CONSIGNE 1:
D'après le texte sur l'école d'Algérie, à quel numéro de revue l'auteur apporte-t-il sa contribution ?

SECTION DU TEXTE:
※

10 sur 10 pour nos enseignants !

----------Fils d'instituteurs algériens, petit-fils d'une grand-mère institutrice métropolitaine qui partit pour l'Algérie, élevé et presque né dans une école d'Oranie, c'est avec joie et fierté que j'apporte aujourd'hui ma modeste contribution à ce numéro de L'Algérianiste consacré à l'enseignement.
----------L'école est cependant un sujet qui touche profondément chacun d'entre nous car il évoque de nombreux souvenirs en même temps que la plus belle période de notre vie : notre enfance.
----------L'école d'Algérie, c'était d'abord des images, des odeurs, des jeux (les billes, les noyaux, la toupie, le pitchac, les parties de " Papa-Finga ", etc.), des amis aussi, disparus depuis dans la tourmente de l'exode.
----------C'était aussi une excellente école car issue du peuple qui naissait dans ce pays et qui, comme tous les peuples jeunes, avait soif de connaître, de s'instruire, de s'élever.
----------Deux preuves de la qualité de l'enseignement que nous avons reçu me viennent à l'esprit. La première réside dans le fait que beaucoup d'enfants d'Algérie ont atteint un niveau de connaissance, de compétence et de responsabilité élevé. On ne compte plus aujourd'hui les savants, médecins, professeurs, avocats, chefs d'entreprises, grands journalistes, écrivains, hauts fonctionnaires et officiers supérieurs pieds-noirs ou Français musulmans.
----------C'est peut-être aussi de cet enseignement que nous avons tiré un sens certain des valeurs morales.

※

[Données de placement des éléments]

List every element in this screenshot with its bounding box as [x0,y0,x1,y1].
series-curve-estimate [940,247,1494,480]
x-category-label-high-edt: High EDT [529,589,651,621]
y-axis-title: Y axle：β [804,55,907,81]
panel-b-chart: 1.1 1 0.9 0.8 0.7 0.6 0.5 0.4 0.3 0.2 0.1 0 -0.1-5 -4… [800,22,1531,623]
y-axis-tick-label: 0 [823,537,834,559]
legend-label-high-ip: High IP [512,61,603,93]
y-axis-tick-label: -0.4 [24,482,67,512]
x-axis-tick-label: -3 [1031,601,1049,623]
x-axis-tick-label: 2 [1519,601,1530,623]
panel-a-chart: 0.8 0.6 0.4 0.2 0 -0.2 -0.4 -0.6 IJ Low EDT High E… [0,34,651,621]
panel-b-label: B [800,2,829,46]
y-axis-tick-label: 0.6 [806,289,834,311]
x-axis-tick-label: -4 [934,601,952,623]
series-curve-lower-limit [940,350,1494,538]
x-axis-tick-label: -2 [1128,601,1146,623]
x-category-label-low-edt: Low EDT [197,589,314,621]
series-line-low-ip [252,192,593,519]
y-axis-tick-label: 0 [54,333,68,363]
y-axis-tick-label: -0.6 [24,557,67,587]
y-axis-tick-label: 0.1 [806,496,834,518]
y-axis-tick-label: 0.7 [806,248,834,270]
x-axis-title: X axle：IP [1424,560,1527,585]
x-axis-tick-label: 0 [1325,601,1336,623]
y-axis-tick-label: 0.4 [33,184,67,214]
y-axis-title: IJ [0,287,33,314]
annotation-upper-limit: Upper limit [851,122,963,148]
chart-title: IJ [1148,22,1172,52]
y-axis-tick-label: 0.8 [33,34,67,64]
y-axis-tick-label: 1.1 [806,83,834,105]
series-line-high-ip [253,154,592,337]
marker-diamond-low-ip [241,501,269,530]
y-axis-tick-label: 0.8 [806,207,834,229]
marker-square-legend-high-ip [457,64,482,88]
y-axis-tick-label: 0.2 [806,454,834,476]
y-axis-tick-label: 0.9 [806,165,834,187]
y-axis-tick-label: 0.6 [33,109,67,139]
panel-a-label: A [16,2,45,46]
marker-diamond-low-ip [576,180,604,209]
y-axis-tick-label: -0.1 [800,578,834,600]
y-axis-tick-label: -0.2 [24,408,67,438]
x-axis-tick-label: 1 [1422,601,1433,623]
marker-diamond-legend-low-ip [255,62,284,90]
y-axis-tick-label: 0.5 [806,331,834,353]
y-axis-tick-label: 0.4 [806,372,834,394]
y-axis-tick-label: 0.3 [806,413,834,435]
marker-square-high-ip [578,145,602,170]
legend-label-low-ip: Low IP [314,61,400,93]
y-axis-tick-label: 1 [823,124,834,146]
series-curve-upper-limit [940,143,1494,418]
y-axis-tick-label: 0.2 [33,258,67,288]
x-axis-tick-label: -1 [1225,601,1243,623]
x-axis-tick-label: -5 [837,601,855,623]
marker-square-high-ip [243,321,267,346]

※

CONSIGNE 2:
Veuillez exprimer sous forme de liste JSON de chaînes tout ce qui va du début des lignes de données jusqu'à la ligne contenant "x-axis-tick-label: 2 [1519,601,1530,623]", celle-ci comprise, avec une chaîne par ligne et sans les lignes vides.

RÉPONSE RÉDIGÉE 1:
À un numéro de L'Algérianiste consacré à l'enseignement.

RÉPONSE RÉDIGÉE 2:
[
  "List every element in this screenshot with its bounding box as [x0,y0,x1,y1].",
  "series-curve-estimate [940,247,1494,480]",
  "x-category-label-high-edt: High EDT [529,589,651,621]",
  "y-axis-title: Y axle：β [804,55,907,81]",
  "panel-b-chart: 1.1 1 0.9 0.8 0.7 0.6 0.5 0.4 0.3 0.2 0.1 0 -0.1-5 -4… [800,22,1531,623]",
  "y-axis-tick-label: 0 [823,537,834,559]",
  "legend-label-high-ip: High IP [512,61,603,93]",
  "y-axis-tick-label: -0.4 [24,482,67,512]",
  "x-axis-tick-label: -3 [1031,601,1049,623]",
  "x-axis-tick-label: 2 [1519,601,1530,623]"
]